» The task:
Search the material below for the string "Robots" and list each line that holds it.

◇ ◇ ◇

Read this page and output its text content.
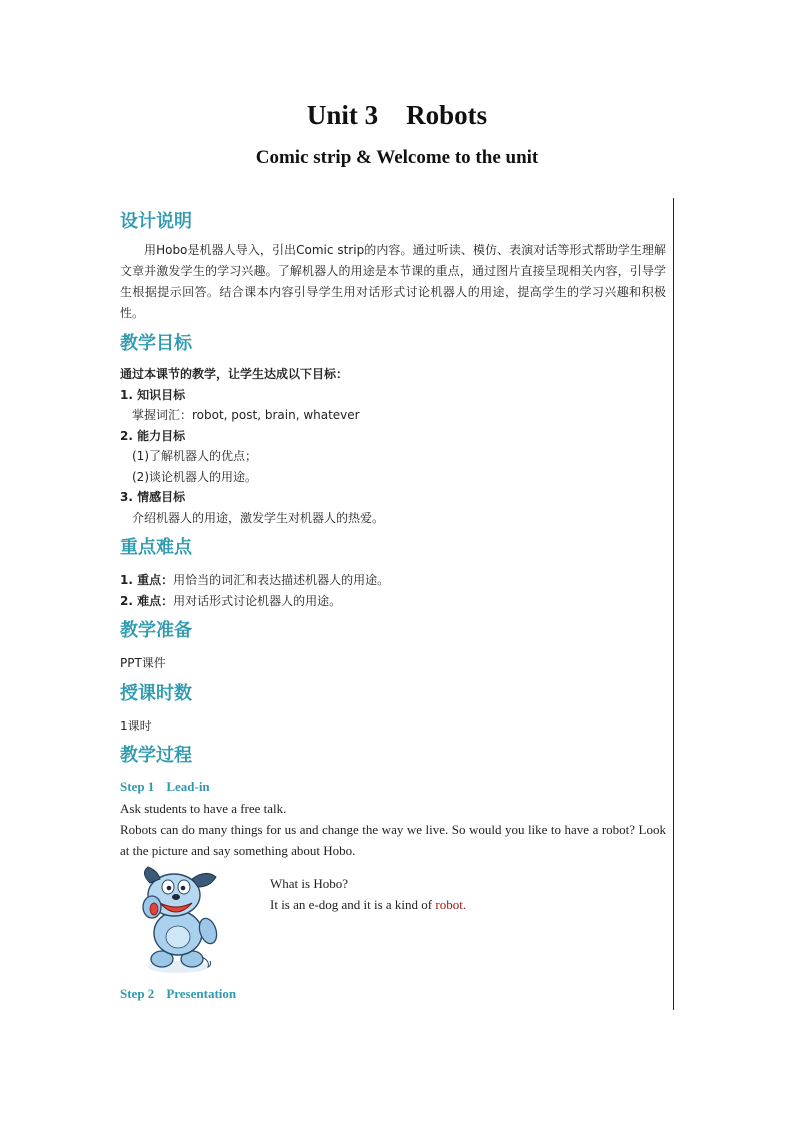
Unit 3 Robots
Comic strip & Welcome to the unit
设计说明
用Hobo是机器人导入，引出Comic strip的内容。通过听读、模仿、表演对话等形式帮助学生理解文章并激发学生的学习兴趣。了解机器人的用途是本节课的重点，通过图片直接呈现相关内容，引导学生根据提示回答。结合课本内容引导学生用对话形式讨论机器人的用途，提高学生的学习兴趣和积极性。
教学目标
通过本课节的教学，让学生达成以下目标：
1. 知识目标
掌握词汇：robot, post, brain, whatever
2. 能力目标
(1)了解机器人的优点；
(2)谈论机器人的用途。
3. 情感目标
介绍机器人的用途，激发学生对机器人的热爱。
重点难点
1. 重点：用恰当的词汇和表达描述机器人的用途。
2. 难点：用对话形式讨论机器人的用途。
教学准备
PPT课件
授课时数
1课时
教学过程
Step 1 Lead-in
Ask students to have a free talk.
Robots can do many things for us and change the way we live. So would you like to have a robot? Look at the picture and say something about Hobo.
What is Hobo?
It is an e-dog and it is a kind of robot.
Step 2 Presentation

◇ ◇ ◇

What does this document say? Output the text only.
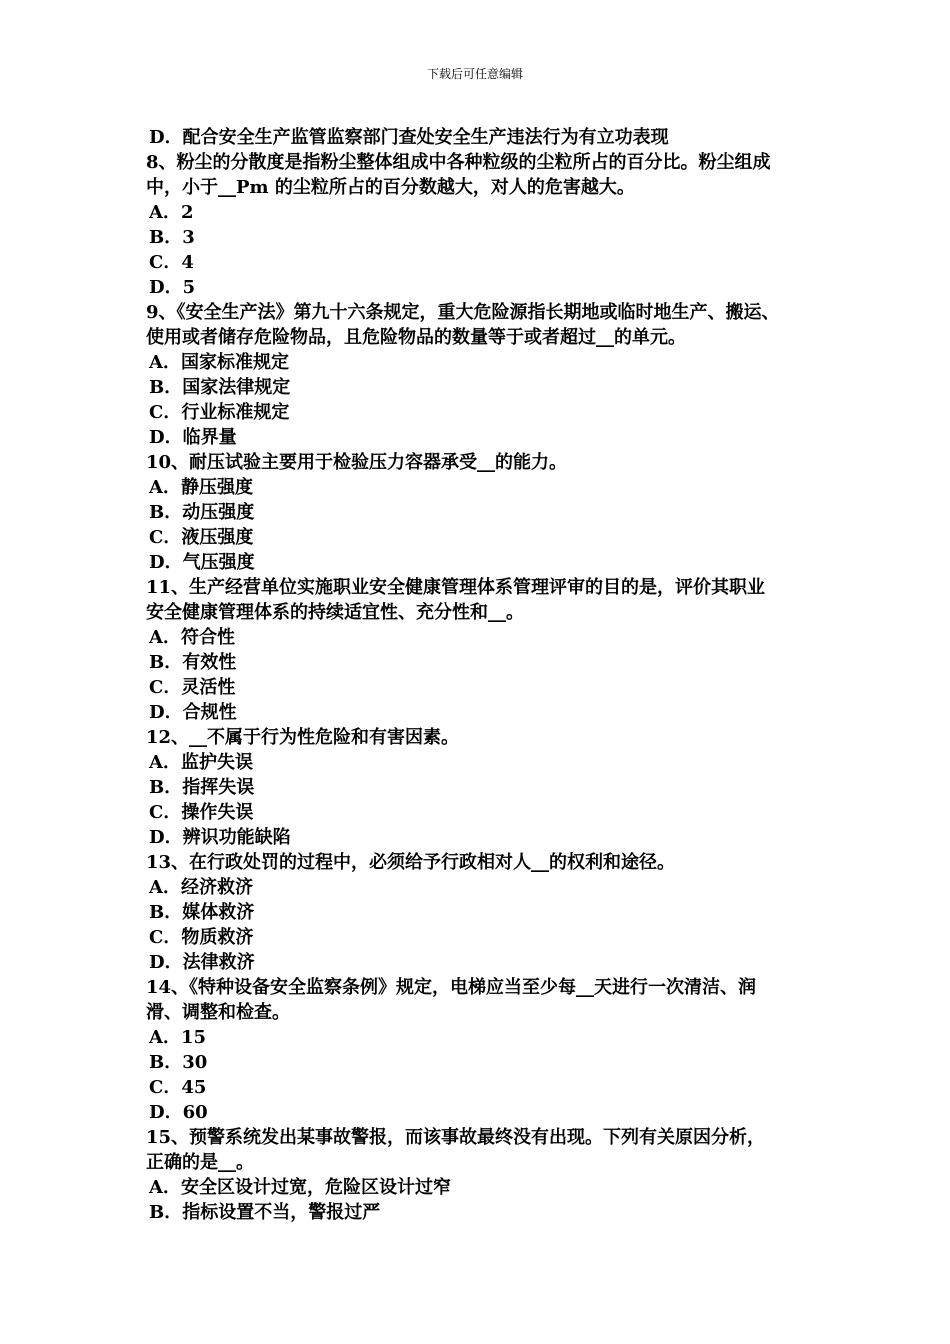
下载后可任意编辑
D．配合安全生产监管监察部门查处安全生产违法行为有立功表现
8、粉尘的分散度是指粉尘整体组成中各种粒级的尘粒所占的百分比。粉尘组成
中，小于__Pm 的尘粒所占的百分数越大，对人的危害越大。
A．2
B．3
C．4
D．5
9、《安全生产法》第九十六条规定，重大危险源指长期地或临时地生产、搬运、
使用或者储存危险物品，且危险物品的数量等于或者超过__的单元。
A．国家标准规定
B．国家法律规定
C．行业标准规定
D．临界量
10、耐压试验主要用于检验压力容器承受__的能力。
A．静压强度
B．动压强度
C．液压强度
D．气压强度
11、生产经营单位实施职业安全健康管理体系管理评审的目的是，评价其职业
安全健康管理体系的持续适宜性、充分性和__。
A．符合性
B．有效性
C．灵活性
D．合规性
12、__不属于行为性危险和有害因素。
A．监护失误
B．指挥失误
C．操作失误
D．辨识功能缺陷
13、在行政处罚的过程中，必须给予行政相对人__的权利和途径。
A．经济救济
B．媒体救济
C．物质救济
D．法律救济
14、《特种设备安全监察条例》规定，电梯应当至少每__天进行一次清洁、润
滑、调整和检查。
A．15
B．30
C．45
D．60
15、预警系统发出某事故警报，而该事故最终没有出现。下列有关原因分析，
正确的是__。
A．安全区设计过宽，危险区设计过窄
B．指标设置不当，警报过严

◇ ◇ ◇

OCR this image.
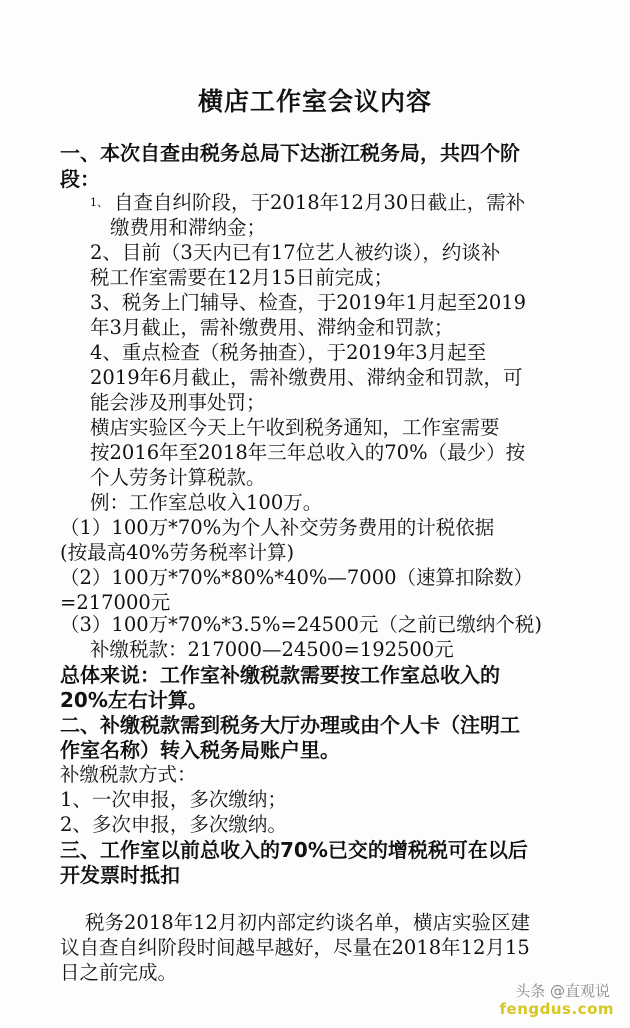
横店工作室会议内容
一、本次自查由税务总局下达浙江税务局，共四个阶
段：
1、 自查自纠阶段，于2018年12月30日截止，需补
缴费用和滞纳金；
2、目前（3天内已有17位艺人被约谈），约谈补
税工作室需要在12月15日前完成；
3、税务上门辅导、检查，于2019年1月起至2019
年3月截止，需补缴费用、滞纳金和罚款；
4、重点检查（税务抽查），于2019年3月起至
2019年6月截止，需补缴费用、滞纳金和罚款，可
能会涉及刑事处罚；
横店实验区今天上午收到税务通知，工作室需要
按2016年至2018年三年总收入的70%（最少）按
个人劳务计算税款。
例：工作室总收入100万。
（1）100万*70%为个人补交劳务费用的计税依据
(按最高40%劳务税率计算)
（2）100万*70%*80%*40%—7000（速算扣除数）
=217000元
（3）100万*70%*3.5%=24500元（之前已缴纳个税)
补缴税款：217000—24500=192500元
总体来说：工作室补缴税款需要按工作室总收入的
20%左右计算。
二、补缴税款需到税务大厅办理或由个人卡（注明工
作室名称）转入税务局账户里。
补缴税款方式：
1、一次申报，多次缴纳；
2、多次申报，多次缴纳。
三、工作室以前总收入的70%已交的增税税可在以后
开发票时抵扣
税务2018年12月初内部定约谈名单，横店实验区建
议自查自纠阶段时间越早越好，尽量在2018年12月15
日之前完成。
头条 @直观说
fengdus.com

◇ ◇ ◇

» Answer to this exercise:
Unit 3 Robots
Robots can do many things for us and change the way we live. So would you like to have a robot? Look at the picture and say something about Hobo.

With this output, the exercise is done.